_STATED PROBLEM_
Reproduce all lines of the listing below in which the word "chevron" occurs.

Data entries
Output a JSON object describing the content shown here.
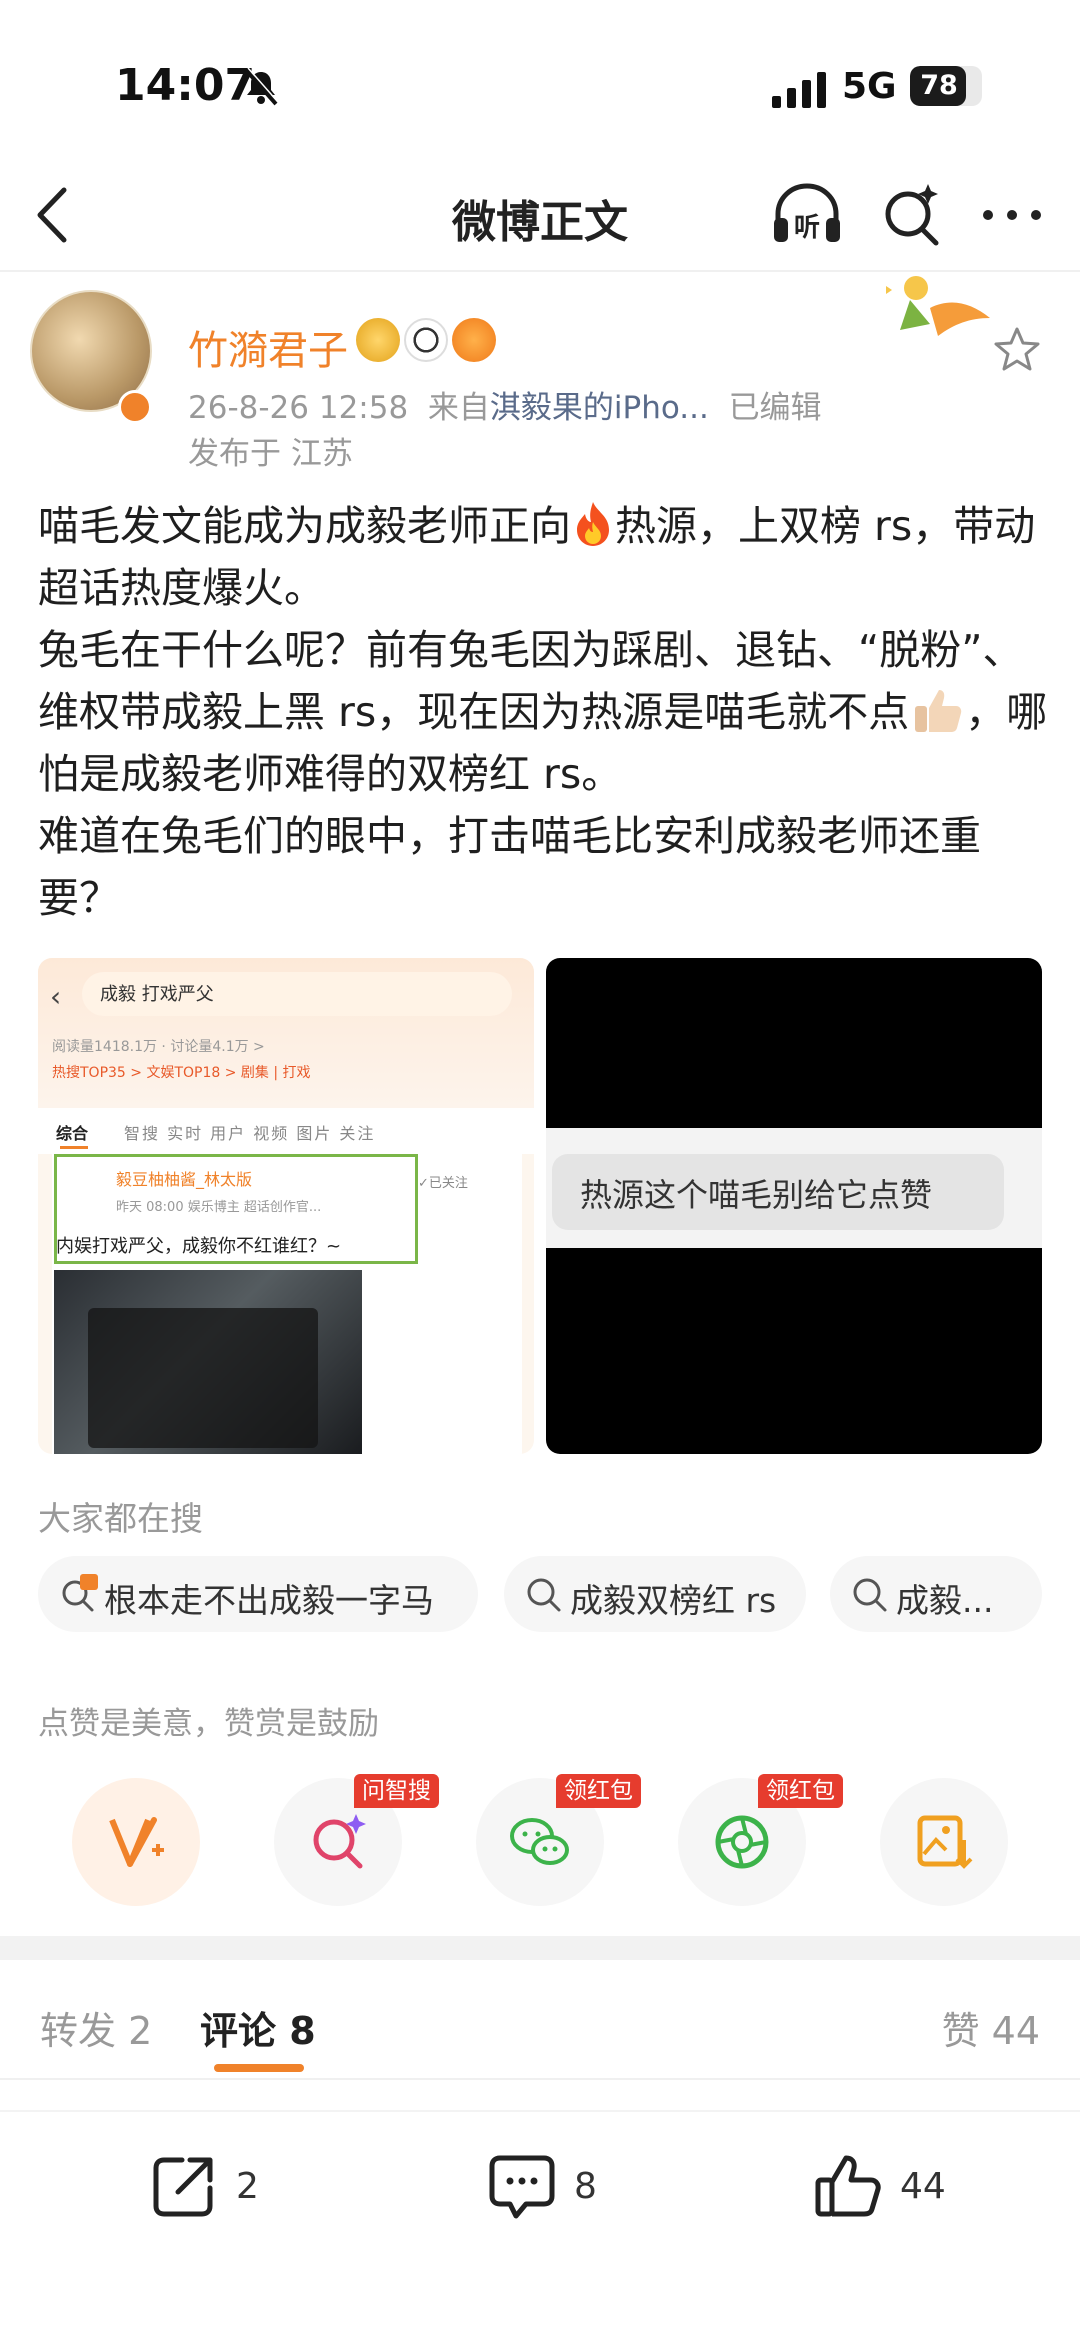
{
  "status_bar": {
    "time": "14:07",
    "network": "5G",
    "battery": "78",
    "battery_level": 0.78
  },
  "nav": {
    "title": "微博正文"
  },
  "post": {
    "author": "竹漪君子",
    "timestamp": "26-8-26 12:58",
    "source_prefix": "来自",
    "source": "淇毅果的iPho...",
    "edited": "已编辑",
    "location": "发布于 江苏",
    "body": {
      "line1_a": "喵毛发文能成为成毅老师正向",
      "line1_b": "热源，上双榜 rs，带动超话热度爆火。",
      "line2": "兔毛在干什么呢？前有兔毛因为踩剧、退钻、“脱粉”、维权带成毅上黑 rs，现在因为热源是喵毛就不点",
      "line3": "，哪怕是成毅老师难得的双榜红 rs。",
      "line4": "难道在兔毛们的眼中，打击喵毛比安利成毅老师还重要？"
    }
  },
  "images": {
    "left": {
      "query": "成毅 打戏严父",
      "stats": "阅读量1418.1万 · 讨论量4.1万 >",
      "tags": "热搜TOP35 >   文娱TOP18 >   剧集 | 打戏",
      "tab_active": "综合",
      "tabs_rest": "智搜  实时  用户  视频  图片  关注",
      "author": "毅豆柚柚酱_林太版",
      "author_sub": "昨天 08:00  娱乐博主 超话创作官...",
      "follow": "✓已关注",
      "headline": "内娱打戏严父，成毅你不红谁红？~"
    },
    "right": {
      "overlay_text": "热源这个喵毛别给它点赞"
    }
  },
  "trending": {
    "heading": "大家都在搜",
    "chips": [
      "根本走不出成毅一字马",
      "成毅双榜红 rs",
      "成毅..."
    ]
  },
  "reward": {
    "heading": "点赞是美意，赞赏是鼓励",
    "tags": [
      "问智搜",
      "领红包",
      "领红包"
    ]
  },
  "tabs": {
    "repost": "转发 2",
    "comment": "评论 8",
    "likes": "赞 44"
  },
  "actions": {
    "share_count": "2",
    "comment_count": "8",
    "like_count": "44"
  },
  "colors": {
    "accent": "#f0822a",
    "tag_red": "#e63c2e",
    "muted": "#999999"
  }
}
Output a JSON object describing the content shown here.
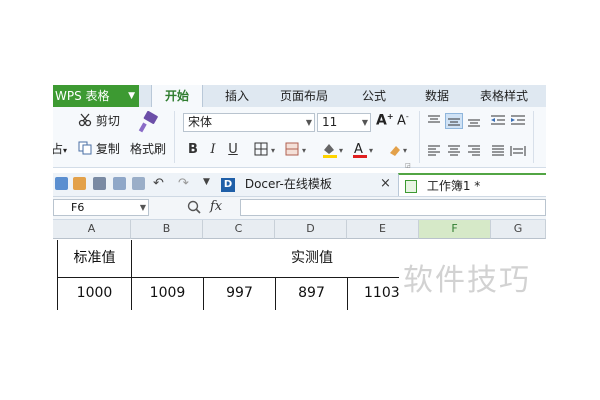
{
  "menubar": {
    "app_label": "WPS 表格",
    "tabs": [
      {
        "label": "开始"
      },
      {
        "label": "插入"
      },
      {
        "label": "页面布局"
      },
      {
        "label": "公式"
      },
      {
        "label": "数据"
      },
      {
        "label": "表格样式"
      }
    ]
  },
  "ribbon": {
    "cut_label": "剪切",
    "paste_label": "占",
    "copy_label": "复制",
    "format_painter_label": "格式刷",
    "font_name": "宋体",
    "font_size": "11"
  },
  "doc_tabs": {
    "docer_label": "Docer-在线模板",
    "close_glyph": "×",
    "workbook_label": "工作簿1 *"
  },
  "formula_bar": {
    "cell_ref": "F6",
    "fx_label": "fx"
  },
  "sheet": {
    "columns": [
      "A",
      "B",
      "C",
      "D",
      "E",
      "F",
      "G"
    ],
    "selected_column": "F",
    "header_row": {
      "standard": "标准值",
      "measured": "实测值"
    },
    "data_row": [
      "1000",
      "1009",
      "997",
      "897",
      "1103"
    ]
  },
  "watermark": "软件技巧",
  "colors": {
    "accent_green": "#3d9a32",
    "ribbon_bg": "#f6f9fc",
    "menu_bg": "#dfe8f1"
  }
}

==

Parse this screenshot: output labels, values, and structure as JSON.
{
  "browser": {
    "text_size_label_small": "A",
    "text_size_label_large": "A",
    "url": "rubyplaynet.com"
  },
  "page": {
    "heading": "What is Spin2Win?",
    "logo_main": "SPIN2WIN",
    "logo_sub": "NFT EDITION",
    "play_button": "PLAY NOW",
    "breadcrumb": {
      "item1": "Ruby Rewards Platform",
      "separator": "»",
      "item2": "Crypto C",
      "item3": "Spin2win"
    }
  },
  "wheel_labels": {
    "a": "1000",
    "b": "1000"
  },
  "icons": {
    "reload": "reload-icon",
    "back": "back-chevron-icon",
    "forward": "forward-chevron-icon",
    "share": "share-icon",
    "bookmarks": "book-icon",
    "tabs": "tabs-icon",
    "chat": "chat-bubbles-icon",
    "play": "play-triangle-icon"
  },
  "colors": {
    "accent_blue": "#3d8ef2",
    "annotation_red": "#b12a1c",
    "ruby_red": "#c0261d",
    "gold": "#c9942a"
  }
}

_SOLUTION_
    "back": "back-chevron-icon",
    "forward": "forward-chevron-icon",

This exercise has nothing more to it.